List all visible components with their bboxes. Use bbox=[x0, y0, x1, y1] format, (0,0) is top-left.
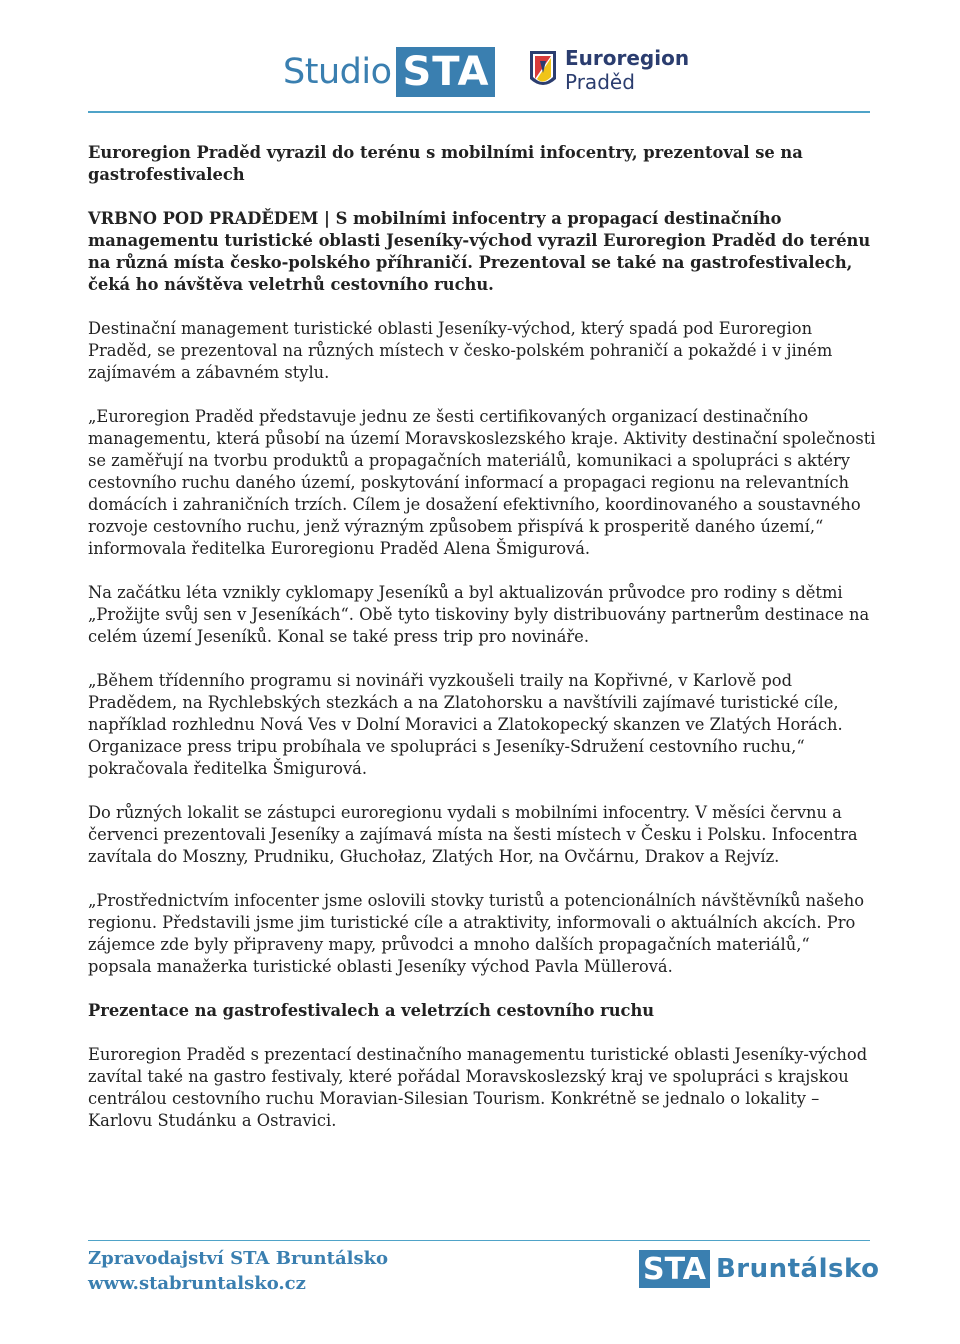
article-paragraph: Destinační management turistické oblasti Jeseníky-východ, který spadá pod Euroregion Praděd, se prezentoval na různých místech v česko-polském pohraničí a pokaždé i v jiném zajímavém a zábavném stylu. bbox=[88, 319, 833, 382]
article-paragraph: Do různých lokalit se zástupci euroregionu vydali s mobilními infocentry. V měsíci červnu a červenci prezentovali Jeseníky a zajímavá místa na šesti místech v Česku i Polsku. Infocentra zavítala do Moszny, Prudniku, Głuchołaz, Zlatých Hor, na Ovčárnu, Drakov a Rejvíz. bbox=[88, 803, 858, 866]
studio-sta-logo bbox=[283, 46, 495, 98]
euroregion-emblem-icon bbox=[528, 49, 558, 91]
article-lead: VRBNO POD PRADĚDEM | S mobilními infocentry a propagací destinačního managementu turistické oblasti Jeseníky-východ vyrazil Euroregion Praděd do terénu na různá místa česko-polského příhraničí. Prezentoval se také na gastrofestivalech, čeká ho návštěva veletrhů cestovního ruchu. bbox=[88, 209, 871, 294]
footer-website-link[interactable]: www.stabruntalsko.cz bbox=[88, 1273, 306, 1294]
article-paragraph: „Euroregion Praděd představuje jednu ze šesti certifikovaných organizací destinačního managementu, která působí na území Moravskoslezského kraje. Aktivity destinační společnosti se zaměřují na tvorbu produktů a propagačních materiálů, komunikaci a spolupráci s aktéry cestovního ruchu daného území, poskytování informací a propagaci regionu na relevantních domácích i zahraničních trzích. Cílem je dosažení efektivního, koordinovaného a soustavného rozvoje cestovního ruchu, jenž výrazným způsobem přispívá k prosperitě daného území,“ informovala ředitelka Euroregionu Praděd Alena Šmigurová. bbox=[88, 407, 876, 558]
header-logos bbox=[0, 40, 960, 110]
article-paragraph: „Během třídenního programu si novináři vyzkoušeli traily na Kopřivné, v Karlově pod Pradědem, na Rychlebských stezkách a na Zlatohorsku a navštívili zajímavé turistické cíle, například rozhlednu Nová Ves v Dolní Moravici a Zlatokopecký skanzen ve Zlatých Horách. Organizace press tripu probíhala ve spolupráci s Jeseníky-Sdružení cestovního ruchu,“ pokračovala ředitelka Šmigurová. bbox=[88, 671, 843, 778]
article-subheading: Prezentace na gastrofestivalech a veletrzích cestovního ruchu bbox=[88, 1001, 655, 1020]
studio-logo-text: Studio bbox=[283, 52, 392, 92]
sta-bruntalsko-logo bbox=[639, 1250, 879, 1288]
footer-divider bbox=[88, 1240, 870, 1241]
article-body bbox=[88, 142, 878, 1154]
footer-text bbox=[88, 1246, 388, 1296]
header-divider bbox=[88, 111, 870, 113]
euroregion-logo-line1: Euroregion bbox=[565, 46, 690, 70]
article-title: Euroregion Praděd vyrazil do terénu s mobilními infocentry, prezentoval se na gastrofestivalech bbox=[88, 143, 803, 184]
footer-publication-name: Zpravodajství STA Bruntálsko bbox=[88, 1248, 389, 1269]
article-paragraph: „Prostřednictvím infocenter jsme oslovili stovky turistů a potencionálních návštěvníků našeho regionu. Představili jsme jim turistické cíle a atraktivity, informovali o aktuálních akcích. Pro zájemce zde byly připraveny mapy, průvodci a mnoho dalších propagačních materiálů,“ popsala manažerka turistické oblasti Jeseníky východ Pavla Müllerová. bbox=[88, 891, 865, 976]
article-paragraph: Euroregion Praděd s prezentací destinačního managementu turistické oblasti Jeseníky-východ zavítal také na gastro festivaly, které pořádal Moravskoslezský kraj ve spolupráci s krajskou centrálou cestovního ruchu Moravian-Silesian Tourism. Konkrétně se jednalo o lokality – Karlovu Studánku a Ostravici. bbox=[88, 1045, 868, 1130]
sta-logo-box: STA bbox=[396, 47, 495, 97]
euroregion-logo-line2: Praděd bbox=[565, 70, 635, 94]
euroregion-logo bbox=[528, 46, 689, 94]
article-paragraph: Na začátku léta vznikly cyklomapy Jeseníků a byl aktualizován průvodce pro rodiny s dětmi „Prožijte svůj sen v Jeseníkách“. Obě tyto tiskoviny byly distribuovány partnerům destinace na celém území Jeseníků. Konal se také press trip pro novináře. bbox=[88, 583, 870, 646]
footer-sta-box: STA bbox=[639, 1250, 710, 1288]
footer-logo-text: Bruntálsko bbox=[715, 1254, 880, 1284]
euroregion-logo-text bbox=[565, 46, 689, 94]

________________

• **Written task**:
Convert every line of the items above into a numbered list, skipping blank lines and leaving out the pictures.

• **Output of the exercise**:
1. List all visible components with their bboxes. Use bbox=[x0, y0, x1, y1] format, (0,0) is top-left.
2. article-paragraph: Destinační management turistické oblasti Jeseníky-východ, který spadá pod Euroregion Praděd, se prezentoval na různých místech v česko-polském pohraničí a pokaždé i v jiném zajímavém a zábavném stylu. bbox=[88, 319, 833, 382]
3. article-paragraph: Do různých lokalit se zástupci euroregionu vydali s mobilními infocentry. V měsíci červnu a červenci prezentovali Jeseníky a zajímavá místa na šesti místech v Česku i Polsku. Infocentra zavítala do Moszny, Prudniku, Głuchołaz, Zlatých Hor, na Ovčárnu, Drakov a Rejvíz. bbox=[88, 803, 858, 866]
4. studio-sta-logo bbox=[283, 46, 495, 98]
5. euroregion-emblem-icon bbox=[528, 49, 558, 91]
6. article-lead: VRBNO POD PRADĚDEM | S mobilními infocentry a propagací destinačního managementu turistické oblasti Jeseníky-východ vyrazil Euroregion Praděd do terénu na různá místa česko-polského příhraničí. Prezentoval se také na gastrofestivalech, čeká ho návštěva veletrhů cestovního ruchu. bbox=[88, 209, 871, 294]
7. footer-website-link[interactable]: www.stabruntalsko.cz bbox=[88, 1273, 306, 1294]
8. article-paragraph: „Euroregion Praděd představuje jednu ze šesti certifikovaných organizací destinačního managementu, která působí na území Moravskoslezského kraje. Aktivity destinační společnosti se zaměřují na tvorbu produktů a propagačních materiálů, komunikaci a spolupráci s aktéry cestovního ruchu daného území, poskytování informací a propagaci regionu na relevantních domácích i zahraničních trzích. Cílem je dosažení efektivního, koordinovaného a soustavného rozvoje cestovního ruchu, jenž výrazným způsobem přispívá k prosperitě daného území,“ informovala ředitelka Euroregionu Praděd Alena Šmigurová. bbox=[88, 407, 876, 558]
9. header-logos bbox=[0, 40, 960, 110]
10. article-paragraph: „Během třídenního programu si novináři vyzkoušeli traily na Kopřivné, v Karlově pod Pradědem, na Rychlebských stezkách a na Zlatohorsku a navštívili zajímavé turistické cíle, například rozhlednu Nová Ves v Dolní Moravici a Zlatokopecký skanzen ve Zlatých Horách. Organizace press tripu probíhala ve spolupráci s Jeseníky-Sdružení cestovního ruchu,“ pokračovala ředitelka Šmigurová. bbox=[88, 671, 843, 778]
11. article-subheading: Prezentace na gastrofestivalech a veletrzích cestovního ruchu bbox=[88, 1001, 655, 1020]
12. studio-logo-text: Studio bbox=[283, 52, 392, 92]
13. sta-bruntalsko-logo bbox=[639, 1250, 879, 1288]
14. footer-divider bbox=[88, 1240, 870, 1241]
15. article-body bbox=[88, 142, 878, 1154]
16. footer-text bbox=[88, 1246, 388, 1296]
17. header-divider bbox=[88, 111, 870, 113]
18. euroregion-logo-line1: Euroregion bbox=[565, 46, 690, 70]
19. article-title: Euroregion Praděd vyrazil do terénu s mobilními infocentry, prezentoval se na gastrofestivalech bbox=[88, 143, 803, 184]
20. footer-publication-name: Zpravodajství STA Bruntálsko bbox=[88, 1248, 389, 1269]
21. article-paragraph: „Prostřednictvím infocenter jsme oslovili stovky turistů a potencionálních návštěvníků našeho regionu. Představili jsme jim turistické cíle a atraktivity, informovali o aktuálních akcích. Pro zájemce zde byly připraveny mapy, průvodci a mnoho dalších propagačních materiálů,“ popsala manažerka turistické oblasti Jeseníky východ Pavla Müllerová. bbox=[88, 891, 865, 976]
22. article-paragraph: Euroregion Praděd s prezentací destinačního managementu turistické oblasti Jeseníky-východ zavítal také na gastro festivaly, které pořádal Moravskoslezský kraj ve spolupráci s krajskou centrálou cestovního ruchu Moravian-Silesian Tourism. Konkrétně se jednalo o lokality – Karlovu Studánku a Ostravici. bbox=[88, 1045, 868, 1130]
23. sta-logo-box: STA bbox=[396, 47, 495, 97]
24. euroregion-logo-line2: Praděd bbox=[565, 70, 635, 94]
25. euroregion-logo bbox=[528, 46, 689, 94]
26. article-paragraph: Na začátku léta vznikly cyklomapy Jeseníků a byl aktualizován průvodce pro rodiny s dětmi „Prožijte svůj sen v Jeseníkách“. Obě tyto tiskoviny byly distribuovány partnerům destinace na celém území Jeseníků. Konal se také press trip pro novináře. bbox=[88, 583, 870, 646]
27. footer-sta-box: STA bbox=[639, 1250, 710, 1288]
28. footer-logo-text: Bruntálsko bbox=[715, 1254, 880, 1284]
29. euroregion-logo-text bbox=[565, 46, 689, 94]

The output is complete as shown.